+++ Given passage

Carbon Pricing (Carbon Tax, Carbon Credits and Registries) Regulations 2020

Source: Singapore Statutes Online | Archived by Legal Wires


Carbon Pricing Act 2018
(Section 76)
Carbon Pricing (Carbon Tax,
Carbon Credits and Registries)
Regulations 2020
2024 REVISED EDITION
(18 December 2024)
[1 May 2020]
PART 1
PRELIMINARY
Citation
1.  These Regulations are the Carbon Pricing (Carbon Tax, Carbon Credits and Registries) Regulations 2020.
Definitions
2.  In these Regulations —
“carbon crediting programme” means a programme under which international carbon credits are issued;
“certified GHG emissions reductions or removals”, in relation to an international carbon credit, means the GHG emissions reductions or removals that an international carbon credit represents, as certified under the carbon crediting programme under which the international carbon credit is issued;
“chief executive” and “EDMA system” have the meanings given by the Carbon Pricing (Registration and General Matters) Regulations 2018;
“host country”, in relation to an international carbon credit, means the country or territory in which the certified GHG emissions reductions or removals to which the international carbon credit relates, were generated.
PART 1A
PAYMENT OF TAX USING
ELIGIBLE INTERNATIONAL CARBON CREDITS
Prescribed tax and emissions year under section 17(3A) of Act
2A.  For the purposes of section 17(3A) of the Act, subject to section 33B of the Act, one eligible international carbon credit may be surrendered in place of one fixed-price carbon credit in respect of any tax for an emissions year (as defined in section 16(1) of the Act) that is 2024 or a subsequent year.
PART 2
ASSESSMENT OF CARBON TAX
Issuance of notices of assessment
3.—(1)  This regulation applies to a notice of assessment issued by the Agency under Division 2 of Part 5 of the Act for a taxable facility of the registered person for an emissions year.
(2)  The Agency must serve the notice of assessment on the registered person through the EDMA system.
(3)  The notice of assessment, if it is not for a revised assessment, must specify —
(a)the amount of reckonable GHG emissions of the taxable facility in tCO2e for the emissions year or, where the assessment is made under section 22 of the Act, an estimate of such reckonable emissions;
(b)where the taxable facility is eligible for any allowance for that emissions year, the amount of allowance for that emissions year as determined by the Minister charged with the responsibility for trade and industry under section 20E(6) of the Act;
(c)the tax chargeable;
(d)the number of carbon credits for the payment of the tax chargeable as follows:
(i)the number of fixed-price carbon credits required to pay the tax chargeable;
(ii)if eligible international carbon credits may be surrendered, the maximum number of eligible international carbon credits that may be surrendered; and
(e)the date by which —
(i)any fixed-price carbon credits must be surrendered to pay the tax chargeable or any part thereof;
(ii)an application to purchase fixed-price carbon credits must be made (if fixed-price carbon credits need to be purchased for surrender by the date in sub-paragraph (i)); and
(iii)evidence of retirement of any eligible international carbon credits mentioned in sub-paragraph (d)(ii) must be submitted to the Agency in accordance with regulation 11(1), if regulation 11(2) does not apply.

++++++
+++ Material supplied

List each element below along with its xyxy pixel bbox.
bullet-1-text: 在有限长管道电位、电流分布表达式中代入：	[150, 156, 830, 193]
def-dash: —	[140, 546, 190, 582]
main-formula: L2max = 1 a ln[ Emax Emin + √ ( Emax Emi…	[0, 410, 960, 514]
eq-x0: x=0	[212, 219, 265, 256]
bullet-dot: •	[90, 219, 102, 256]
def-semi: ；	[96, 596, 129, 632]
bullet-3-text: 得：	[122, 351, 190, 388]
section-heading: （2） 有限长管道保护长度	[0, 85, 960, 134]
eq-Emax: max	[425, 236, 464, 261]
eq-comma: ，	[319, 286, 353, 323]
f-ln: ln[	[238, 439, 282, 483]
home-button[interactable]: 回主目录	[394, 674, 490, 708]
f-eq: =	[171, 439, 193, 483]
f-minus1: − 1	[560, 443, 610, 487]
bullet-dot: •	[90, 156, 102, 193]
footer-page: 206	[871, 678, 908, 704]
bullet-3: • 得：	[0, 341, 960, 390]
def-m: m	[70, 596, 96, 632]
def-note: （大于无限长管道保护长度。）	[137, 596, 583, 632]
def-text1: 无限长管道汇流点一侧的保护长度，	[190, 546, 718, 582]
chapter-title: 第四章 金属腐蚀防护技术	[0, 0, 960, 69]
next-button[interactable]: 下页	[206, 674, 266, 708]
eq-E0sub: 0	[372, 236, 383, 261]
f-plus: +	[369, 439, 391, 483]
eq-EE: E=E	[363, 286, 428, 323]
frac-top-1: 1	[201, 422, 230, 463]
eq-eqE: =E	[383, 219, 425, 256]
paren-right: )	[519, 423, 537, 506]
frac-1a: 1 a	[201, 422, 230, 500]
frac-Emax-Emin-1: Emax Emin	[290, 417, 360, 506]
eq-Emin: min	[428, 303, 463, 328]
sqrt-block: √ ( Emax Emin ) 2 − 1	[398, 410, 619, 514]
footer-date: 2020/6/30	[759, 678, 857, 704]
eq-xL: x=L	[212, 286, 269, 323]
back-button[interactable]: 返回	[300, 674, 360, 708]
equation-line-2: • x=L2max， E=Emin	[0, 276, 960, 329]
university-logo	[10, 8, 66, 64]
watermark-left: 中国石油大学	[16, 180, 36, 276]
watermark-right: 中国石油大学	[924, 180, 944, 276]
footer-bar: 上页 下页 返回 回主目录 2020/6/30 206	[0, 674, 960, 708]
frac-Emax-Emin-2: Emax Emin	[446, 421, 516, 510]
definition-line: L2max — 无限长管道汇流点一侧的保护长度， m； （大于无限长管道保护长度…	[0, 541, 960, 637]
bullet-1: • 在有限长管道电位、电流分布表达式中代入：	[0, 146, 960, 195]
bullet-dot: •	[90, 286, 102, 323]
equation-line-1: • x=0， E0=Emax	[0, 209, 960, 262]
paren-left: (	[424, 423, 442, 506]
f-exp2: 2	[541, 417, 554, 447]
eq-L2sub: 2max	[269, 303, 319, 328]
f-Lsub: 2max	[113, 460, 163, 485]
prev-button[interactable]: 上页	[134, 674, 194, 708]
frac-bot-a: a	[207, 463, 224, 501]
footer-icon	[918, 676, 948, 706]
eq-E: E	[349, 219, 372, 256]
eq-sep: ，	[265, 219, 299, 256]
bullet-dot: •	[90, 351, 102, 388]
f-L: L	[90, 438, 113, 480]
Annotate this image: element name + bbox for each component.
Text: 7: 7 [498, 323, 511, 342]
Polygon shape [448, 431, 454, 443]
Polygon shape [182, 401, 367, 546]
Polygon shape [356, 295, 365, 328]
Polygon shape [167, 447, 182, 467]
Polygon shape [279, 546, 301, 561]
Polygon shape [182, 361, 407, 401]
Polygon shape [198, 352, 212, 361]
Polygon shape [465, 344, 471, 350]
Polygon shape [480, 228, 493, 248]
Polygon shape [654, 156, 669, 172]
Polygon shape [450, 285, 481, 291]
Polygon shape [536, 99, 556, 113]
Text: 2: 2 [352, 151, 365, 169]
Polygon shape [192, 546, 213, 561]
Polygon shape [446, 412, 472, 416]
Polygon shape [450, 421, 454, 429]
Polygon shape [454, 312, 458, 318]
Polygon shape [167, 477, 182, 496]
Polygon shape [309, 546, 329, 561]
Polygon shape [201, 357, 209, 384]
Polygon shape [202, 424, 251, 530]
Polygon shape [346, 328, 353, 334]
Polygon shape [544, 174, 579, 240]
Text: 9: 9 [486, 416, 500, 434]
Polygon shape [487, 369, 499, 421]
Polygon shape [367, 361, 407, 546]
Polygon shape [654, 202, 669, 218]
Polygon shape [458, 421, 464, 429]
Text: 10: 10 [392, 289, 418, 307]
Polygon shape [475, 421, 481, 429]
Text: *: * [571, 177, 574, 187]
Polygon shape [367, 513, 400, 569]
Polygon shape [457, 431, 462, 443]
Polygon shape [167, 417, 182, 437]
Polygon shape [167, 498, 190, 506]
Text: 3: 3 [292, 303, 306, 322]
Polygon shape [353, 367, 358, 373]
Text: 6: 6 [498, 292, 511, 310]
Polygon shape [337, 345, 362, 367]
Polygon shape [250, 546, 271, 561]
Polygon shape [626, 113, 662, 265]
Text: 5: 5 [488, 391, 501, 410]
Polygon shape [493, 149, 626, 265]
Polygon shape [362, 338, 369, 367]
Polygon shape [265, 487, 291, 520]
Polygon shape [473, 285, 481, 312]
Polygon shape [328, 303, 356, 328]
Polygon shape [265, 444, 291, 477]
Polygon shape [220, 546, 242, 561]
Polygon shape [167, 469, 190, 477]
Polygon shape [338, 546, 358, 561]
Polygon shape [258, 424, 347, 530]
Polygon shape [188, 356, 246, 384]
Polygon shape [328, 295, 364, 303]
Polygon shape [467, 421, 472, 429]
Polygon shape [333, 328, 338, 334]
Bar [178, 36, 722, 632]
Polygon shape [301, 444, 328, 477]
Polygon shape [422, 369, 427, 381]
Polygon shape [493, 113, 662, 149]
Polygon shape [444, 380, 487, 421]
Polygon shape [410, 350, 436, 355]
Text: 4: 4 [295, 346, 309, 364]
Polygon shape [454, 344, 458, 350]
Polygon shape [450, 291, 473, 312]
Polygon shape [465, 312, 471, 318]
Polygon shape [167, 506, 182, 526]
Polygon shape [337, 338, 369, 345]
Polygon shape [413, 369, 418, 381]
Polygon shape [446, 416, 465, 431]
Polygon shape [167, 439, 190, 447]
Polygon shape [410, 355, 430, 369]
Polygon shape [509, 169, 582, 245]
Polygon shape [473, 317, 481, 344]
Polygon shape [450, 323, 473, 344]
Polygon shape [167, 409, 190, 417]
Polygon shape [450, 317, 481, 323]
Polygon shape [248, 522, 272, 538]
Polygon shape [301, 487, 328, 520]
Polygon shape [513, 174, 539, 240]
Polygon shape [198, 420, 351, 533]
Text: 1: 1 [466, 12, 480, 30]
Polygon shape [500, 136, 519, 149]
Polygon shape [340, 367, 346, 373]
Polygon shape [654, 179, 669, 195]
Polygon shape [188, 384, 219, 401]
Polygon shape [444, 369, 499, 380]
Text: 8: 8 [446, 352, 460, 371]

++++++

● Check your understanding:
(A) Reproduce the carbon tax regulations verbatim from "Carbon Pricing Act" to "Registries) Regulations 2020.".
(B) Based on the carbon tax regulations, state whether each statement is correct, and support each yes or no with the deciding words quoted verbatim: (i) The Agency must serve the notice of assessment on the registered person through the EDMA system. (ii) Under regulation 2A, two eligible international carbon credits may be surrendered in place of one fixed-price carbon credit. (iii) "Host country" means the country or territory in which an international carbon credit was purchased.

● Answers by item:
(A)
Carbon Pricing Act 2018
(Section 76)
Carbon Pricing (Carbon Tax,
Carbon Credits and Registries)
Regulations 2020
2024 REVISED EDITION
(18 December 2024)
[1 May 2020]
PART 1
PRELIMINARY
Citation
1.  These Regulations are the Carbon Pricing (Carbon Tax, Carbon Credits and Registries) Regulations 2020.

(B)
(i) Yes: "The Agency must serve the notice of assessment on the registered person through the EDMA system."
(ii) No: "one eligible international carbon credit may be surrendered in place of one fixed-price carbon credit"
(iii) No: "means the country or territory in which the certified GHG emissions reductions or removals to which the international carbon credit relates, were generated"